** What the exercise asks **
Copy out the listing below, substituting "step-up converter" for every occurrence of "boost converter" and keeping all other wording unchanged.

BEGIN Supplied material

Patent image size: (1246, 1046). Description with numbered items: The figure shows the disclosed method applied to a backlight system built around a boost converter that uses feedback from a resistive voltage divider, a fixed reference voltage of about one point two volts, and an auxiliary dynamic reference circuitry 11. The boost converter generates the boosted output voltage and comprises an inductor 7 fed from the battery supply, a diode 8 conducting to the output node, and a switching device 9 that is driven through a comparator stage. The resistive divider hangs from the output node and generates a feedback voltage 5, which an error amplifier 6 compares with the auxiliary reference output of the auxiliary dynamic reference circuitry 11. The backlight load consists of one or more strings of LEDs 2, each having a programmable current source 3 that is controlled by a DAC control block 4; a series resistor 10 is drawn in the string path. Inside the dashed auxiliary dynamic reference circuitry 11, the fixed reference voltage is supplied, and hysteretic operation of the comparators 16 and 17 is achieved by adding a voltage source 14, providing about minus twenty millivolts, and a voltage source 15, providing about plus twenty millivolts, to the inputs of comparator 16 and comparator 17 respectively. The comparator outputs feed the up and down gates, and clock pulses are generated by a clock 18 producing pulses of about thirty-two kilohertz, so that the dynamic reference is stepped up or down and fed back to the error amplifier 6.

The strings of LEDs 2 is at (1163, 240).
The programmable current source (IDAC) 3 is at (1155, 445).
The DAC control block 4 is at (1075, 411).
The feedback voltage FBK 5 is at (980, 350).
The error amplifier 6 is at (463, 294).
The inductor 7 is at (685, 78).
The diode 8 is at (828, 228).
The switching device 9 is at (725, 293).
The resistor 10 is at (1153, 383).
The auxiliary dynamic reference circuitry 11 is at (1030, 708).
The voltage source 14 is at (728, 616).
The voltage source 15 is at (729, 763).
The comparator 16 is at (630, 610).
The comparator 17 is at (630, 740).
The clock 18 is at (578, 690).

END Supplied material

** Worked solution **
Patent image size: (1246, 1046). Description with numbered items: The figure shows the disclosed method applied to a backlight system built around a step-up converter that uses feedback from a resistive voltage divider, a fixed reference voltage of about one point two volts, and an auxiliary dynamic reference circuitry 11. The step-up converter generates the boosted output voltage and comprises an inductor 7 fed from the battery supply, a diode 8 conducting to the output node, and a switching device 9 that is driven through a comparator stage. The resistive divider hangs from the output node and generates a feedback voltage 5, which an error amplifier 6 compares with the auxiliary reference output of the auxiliary dynamic reference circuitry 11. The backlight load consists of one or more strings of LEDs 2, each having a programmable current source 3 that is controlled by a DAC control block 4; a series resistor 10 is drawn in the string path. Inside the dashed auxiliary dynamic reference circuitry 11, the fixed reference voltage is supplied, and hysteretic operation of the comparators 16 and 17 is achieved by adding a voltage source 14, providing about minus twenty millivolts, and a voltage source 15, providing about plus twenty millivolts, to the inputs of comparator 16 and comparator 17 respectively. The comparator outputs feed the up and down gates, and clock pulses are generated by a clock 18 producing pulses of about thirty-two kilohertz, so that the dynamic reference is stepped up or down and fed back to the error amplifier 6.

The strings of LEDs 2 is at (1163, 240).
The programmable current source (IDAC) 3 is at (1155, 445).
The DAC control block 4 is at (1075, 411).
The feedback voltage FBK 5 is at (980, 350).
The error amplifier 6 is at (463, 294).
The inductor 7 is at (685, 78).
The diode 8 is at (828, 228).
The switching device 9 is at (725, 293).
The resistor 10 is at (1153, 383).
The auxiliary dynamic reference circuitry 11 is at (1030, 708).
The voltage source 14 is at (728, 616).
The voltage source 15 is at (729, 763).
The comparator 16 is at (630, 610).
The comparator 17 is at (630, 740).
The clock 18 is at (578, 690).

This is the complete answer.